Give the number of lines that include the word "JSON", and nothing else.

***

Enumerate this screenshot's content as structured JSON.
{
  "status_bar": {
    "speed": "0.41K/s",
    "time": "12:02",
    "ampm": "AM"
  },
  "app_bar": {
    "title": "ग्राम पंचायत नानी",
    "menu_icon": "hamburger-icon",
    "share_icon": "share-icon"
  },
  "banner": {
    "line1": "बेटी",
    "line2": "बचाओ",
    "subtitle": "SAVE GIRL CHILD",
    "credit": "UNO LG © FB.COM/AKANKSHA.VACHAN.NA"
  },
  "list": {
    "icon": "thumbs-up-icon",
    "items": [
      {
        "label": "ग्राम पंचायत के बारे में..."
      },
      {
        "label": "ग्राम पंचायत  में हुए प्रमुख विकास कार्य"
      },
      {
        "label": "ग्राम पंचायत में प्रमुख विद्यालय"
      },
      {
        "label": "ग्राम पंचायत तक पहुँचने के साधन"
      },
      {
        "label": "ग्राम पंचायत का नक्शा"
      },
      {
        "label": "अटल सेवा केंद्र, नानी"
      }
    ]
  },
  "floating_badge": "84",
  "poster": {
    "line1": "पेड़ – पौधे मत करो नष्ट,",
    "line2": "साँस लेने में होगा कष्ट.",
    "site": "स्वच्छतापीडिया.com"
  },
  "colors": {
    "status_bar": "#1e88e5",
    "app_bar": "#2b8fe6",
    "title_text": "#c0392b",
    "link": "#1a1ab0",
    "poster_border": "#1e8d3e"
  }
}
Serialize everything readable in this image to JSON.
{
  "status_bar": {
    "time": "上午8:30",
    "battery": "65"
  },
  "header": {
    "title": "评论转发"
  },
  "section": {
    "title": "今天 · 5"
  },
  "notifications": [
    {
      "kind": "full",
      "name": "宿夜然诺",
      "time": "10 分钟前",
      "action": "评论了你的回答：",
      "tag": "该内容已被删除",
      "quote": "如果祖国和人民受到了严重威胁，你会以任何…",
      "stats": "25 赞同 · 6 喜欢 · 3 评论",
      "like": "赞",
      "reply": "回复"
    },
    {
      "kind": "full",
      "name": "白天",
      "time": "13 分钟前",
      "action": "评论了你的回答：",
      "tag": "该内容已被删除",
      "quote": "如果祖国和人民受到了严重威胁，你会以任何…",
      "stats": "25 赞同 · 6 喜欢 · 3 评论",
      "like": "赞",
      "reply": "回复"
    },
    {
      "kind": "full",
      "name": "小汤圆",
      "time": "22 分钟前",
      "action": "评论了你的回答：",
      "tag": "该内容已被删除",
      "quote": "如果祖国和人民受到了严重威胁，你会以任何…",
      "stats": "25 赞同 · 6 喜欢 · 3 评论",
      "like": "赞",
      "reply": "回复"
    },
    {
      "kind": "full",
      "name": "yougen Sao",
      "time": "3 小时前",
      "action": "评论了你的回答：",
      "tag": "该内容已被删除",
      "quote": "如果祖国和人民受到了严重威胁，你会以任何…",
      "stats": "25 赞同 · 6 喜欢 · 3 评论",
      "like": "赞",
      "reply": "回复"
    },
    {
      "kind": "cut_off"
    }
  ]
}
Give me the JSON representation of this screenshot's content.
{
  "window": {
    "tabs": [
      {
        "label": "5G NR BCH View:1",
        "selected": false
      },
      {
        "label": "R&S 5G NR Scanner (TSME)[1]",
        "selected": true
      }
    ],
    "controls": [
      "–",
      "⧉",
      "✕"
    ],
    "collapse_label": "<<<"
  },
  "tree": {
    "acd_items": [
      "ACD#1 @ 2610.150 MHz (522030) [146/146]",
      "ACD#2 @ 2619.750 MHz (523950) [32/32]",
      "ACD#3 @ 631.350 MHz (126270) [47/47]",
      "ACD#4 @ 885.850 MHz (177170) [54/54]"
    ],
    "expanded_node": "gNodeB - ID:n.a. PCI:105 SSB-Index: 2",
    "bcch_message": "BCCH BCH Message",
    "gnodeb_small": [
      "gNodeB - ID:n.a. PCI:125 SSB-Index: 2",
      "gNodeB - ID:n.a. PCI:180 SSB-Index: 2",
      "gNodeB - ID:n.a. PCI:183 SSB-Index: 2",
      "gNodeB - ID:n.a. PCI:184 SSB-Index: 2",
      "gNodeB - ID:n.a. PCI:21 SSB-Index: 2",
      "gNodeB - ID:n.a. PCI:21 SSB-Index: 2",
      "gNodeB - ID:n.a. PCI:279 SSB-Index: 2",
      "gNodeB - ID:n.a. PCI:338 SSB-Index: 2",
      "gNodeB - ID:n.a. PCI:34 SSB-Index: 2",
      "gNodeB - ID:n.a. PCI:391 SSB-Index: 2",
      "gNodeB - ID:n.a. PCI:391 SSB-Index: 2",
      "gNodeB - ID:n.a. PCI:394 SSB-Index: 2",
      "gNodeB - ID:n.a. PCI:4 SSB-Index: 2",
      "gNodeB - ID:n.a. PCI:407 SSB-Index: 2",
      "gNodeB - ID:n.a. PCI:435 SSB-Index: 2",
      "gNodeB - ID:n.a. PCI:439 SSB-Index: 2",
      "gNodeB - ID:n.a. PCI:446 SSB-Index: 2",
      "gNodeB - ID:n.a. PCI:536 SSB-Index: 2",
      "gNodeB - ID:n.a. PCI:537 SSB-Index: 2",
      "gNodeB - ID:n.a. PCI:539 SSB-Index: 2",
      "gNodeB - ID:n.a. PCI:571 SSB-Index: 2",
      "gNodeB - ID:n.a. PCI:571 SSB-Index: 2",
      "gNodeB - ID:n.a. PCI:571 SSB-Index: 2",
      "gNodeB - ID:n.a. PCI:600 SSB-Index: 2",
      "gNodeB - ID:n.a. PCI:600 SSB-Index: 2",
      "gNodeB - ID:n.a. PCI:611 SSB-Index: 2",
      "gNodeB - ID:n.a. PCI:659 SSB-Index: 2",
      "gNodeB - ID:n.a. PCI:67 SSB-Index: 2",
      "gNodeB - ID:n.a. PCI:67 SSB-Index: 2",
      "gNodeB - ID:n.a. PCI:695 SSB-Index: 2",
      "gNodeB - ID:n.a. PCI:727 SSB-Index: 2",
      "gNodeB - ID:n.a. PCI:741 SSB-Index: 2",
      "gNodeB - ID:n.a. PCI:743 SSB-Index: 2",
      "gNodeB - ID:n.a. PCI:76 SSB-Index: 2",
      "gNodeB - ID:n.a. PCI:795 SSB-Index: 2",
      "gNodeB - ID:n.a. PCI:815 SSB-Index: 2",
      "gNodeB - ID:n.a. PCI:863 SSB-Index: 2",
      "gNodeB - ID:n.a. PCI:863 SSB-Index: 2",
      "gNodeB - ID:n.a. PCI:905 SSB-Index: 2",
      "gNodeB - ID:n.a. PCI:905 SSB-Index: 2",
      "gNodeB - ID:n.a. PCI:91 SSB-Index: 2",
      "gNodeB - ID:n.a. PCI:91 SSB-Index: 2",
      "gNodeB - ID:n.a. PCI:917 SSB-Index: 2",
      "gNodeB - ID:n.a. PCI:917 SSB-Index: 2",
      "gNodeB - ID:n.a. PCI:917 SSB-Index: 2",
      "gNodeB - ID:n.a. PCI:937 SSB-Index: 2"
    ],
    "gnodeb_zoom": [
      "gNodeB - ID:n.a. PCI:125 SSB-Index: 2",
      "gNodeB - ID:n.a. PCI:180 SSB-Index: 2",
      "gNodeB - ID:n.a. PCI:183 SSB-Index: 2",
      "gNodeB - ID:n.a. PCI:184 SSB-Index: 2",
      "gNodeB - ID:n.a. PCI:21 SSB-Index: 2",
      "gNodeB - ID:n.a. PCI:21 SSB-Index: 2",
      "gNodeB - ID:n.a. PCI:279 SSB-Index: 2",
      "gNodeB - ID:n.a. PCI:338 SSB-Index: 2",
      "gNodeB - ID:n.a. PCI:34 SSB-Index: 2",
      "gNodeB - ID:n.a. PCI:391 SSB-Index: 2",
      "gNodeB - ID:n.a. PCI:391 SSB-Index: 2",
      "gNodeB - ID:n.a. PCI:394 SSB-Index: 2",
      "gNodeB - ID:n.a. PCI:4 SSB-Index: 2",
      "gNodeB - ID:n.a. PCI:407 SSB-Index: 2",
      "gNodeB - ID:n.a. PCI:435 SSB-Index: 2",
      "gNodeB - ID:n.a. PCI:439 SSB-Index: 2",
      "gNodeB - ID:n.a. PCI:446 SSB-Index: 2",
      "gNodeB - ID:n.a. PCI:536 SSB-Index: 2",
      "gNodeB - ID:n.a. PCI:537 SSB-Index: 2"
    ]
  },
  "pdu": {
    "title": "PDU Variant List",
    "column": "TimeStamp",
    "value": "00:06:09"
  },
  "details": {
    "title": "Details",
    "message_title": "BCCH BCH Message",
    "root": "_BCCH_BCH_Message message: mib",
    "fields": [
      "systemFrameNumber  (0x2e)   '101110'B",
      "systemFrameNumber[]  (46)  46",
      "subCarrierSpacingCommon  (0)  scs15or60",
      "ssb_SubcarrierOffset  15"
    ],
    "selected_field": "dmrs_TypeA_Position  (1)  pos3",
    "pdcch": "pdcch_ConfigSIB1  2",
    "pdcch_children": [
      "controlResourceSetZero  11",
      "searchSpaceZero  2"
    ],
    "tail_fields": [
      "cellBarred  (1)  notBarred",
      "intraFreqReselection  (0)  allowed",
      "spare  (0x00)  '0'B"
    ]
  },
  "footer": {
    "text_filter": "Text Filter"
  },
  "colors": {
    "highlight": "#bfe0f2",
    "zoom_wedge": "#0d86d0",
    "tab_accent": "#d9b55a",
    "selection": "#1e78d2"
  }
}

***

EXPECTED OUTPUT:
3